Exercise details ::
Spot every line with the word "Commercial" and return it.
-- START OF Entries shown --
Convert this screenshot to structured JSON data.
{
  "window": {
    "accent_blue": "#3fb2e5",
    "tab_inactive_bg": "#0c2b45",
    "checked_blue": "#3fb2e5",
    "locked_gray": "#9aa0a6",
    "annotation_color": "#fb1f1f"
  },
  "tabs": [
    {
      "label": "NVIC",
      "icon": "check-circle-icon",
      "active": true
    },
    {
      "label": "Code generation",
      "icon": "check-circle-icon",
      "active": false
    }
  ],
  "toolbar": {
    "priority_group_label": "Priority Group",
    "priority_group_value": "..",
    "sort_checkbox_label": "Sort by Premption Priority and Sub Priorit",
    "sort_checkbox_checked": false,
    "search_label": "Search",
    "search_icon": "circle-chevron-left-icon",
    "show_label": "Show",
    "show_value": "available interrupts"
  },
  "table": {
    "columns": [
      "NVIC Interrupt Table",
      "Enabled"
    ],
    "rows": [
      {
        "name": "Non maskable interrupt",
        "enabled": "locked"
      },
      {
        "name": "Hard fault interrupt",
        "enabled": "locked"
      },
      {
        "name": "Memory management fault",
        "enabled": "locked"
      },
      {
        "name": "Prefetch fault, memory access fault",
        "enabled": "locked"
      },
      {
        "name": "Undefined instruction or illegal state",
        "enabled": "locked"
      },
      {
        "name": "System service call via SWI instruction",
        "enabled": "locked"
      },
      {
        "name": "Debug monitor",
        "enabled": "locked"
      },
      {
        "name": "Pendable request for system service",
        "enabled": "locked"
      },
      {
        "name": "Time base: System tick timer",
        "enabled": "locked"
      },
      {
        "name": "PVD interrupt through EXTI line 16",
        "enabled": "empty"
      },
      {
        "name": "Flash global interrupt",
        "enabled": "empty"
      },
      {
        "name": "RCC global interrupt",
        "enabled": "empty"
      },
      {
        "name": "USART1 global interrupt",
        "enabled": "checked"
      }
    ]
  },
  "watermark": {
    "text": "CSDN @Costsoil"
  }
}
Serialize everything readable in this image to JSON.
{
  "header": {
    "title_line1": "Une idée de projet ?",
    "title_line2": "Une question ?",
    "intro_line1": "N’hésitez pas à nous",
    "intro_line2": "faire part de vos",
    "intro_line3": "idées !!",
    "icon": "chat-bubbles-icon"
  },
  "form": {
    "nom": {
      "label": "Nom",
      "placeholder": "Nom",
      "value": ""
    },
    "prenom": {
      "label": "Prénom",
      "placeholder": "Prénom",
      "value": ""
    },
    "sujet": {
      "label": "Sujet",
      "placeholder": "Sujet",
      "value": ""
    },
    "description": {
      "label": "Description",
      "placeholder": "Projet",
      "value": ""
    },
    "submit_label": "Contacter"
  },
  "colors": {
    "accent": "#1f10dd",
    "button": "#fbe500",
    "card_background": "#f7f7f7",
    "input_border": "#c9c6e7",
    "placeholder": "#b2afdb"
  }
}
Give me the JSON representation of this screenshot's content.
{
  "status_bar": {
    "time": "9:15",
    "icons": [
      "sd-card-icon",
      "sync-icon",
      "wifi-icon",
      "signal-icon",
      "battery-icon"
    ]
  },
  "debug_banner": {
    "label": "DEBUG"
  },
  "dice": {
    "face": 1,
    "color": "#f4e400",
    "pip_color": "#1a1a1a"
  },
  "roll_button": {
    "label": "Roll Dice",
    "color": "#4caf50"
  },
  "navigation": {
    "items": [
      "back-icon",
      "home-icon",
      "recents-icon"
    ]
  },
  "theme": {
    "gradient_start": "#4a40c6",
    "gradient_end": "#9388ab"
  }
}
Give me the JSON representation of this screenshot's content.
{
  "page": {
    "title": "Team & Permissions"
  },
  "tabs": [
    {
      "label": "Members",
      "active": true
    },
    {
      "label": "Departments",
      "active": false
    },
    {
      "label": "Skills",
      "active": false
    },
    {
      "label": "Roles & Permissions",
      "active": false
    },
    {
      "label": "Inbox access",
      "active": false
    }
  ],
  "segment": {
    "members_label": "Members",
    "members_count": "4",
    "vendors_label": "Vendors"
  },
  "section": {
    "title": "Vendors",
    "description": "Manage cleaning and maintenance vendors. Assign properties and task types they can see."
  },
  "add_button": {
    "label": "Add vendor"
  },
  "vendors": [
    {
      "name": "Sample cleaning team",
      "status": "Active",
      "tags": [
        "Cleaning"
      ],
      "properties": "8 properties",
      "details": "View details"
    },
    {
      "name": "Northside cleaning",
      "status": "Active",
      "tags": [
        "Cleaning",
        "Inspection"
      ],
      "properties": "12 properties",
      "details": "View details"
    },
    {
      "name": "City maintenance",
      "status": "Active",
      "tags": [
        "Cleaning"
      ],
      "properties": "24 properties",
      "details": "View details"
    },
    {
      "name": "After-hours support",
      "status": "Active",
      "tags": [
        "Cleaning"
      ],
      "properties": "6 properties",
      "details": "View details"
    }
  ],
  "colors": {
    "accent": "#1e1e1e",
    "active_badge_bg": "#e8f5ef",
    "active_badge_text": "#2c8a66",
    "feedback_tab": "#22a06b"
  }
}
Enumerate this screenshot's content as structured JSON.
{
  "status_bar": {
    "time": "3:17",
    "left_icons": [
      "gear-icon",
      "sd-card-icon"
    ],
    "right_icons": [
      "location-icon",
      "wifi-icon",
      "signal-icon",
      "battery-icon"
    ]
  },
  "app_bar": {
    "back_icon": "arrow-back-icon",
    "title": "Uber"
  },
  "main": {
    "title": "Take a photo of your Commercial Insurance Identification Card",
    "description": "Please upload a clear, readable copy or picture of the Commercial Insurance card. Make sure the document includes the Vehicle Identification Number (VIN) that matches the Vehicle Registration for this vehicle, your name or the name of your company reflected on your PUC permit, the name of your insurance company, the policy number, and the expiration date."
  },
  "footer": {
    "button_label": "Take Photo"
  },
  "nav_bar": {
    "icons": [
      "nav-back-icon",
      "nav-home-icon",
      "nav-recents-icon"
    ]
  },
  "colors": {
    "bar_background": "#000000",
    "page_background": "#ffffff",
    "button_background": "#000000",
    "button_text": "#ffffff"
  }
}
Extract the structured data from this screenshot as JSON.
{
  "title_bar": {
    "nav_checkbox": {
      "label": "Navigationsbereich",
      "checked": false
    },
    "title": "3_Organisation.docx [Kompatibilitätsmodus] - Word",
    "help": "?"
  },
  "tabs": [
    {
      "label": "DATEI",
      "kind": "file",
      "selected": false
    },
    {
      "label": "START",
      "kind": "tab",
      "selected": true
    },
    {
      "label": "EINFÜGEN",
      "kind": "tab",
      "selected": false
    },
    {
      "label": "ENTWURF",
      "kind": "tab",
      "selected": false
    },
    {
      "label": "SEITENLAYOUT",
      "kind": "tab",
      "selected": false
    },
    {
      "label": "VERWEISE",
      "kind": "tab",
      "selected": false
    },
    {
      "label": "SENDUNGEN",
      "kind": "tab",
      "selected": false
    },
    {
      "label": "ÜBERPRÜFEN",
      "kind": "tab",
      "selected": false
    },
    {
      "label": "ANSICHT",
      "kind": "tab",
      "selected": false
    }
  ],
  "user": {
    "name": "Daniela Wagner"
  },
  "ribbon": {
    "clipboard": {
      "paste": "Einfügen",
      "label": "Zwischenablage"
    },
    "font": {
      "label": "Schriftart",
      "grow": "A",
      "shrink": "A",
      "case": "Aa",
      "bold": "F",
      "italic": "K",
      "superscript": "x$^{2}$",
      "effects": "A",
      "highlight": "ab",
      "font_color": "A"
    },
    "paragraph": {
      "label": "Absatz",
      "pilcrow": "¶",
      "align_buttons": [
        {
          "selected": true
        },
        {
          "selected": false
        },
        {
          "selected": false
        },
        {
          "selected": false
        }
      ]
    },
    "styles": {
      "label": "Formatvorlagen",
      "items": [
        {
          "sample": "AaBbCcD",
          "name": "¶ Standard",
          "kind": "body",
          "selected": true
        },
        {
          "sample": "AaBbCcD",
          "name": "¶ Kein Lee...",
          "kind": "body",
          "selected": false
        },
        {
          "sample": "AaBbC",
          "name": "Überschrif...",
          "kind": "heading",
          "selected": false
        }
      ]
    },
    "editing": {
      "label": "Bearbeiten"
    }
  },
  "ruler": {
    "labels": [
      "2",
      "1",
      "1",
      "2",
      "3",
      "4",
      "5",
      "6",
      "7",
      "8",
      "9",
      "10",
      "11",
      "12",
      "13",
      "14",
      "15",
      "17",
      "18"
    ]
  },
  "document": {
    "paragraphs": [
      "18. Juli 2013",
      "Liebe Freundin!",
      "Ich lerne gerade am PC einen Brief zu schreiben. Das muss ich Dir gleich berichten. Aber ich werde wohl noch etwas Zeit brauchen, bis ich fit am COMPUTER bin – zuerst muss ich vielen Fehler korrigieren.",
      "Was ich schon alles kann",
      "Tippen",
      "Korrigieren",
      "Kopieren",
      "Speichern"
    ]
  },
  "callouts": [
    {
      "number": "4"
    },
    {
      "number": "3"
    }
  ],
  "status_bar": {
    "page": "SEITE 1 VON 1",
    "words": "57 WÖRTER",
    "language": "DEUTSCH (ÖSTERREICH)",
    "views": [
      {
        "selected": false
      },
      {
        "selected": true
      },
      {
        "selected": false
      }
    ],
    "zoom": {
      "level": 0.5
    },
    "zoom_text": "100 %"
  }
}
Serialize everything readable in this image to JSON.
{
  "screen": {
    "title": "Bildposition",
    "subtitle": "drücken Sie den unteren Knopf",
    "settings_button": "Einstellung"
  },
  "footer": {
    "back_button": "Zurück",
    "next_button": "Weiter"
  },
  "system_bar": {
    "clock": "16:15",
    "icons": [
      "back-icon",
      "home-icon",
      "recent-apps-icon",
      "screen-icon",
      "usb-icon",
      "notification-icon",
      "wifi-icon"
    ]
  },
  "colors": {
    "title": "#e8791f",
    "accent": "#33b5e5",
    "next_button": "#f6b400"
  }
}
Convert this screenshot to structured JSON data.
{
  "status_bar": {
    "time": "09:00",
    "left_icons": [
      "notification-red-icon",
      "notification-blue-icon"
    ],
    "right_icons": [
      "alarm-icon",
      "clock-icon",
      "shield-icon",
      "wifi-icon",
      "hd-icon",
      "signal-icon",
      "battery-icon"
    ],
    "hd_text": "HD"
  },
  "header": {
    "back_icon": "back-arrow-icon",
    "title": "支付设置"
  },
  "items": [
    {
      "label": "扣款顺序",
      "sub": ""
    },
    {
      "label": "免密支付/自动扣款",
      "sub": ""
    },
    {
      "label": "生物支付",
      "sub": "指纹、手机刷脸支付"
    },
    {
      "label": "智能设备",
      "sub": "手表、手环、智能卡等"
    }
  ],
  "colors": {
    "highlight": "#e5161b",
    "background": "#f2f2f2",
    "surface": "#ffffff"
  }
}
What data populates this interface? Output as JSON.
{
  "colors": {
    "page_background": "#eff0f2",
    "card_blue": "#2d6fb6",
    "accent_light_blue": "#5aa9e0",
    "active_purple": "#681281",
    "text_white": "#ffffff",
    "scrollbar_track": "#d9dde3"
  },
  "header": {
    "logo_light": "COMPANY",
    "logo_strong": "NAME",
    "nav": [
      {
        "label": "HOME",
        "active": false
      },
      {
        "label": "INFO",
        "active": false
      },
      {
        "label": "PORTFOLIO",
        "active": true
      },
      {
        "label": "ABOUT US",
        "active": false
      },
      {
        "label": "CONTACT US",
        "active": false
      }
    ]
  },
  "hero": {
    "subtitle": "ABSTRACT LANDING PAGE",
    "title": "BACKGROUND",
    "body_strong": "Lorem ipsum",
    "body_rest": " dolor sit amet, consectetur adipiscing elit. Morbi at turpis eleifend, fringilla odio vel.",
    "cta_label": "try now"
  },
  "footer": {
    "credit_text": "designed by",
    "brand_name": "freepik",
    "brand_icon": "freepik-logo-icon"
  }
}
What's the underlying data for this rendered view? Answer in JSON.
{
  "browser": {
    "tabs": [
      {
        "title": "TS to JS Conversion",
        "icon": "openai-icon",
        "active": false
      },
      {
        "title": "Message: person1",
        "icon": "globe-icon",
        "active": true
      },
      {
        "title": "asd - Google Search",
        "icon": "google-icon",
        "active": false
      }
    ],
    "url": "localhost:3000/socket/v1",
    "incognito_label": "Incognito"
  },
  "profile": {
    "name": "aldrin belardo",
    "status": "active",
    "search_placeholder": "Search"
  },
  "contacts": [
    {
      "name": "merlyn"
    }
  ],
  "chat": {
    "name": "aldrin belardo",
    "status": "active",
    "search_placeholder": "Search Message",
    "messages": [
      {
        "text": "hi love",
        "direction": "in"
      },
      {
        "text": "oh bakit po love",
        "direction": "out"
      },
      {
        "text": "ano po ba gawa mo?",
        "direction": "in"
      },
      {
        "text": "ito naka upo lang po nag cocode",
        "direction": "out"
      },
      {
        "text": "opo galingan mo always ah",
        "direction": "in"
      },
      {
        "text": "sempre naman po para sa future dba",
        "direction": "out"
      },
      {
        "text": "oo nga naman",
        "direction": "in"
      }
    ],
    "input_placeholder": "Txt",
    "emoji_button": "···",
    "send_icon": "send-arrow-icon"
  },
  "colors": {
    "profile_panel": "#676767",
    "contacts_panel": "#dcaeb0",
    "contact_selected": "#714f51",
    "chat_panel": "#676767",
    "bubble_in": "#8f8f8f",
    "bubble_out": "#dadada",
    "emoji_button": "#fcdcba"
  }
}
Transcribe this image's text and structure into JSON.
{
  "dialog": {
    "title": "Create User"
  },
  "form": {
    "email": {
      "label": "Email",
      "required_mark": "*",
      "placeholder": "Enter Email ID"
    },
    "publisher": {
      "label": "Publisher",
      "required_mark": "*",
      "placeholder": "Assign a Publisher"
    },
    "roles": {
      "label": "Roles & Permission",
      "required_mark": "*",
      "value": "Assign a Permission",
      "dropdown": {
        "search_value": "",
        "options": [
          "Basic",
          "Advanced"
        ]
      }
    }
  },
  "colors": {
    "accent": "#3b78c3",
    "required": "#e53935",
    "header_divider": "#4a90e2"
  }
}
-- END OF Entries shown --
Expected output ::
    "title": "Take a photo of your Commercial Insurance Identification Card",
    "description": "Please upload a clear, readable copy or picture of the Commercial Insurance card. Make sure the document includes the Vehicle Identification Number (VIN) that matches the Vehicle Registration for this vehicle, your name or the name of your company reflected on your PUC permit, the name of your insurance company, the policy number, and the expiration date."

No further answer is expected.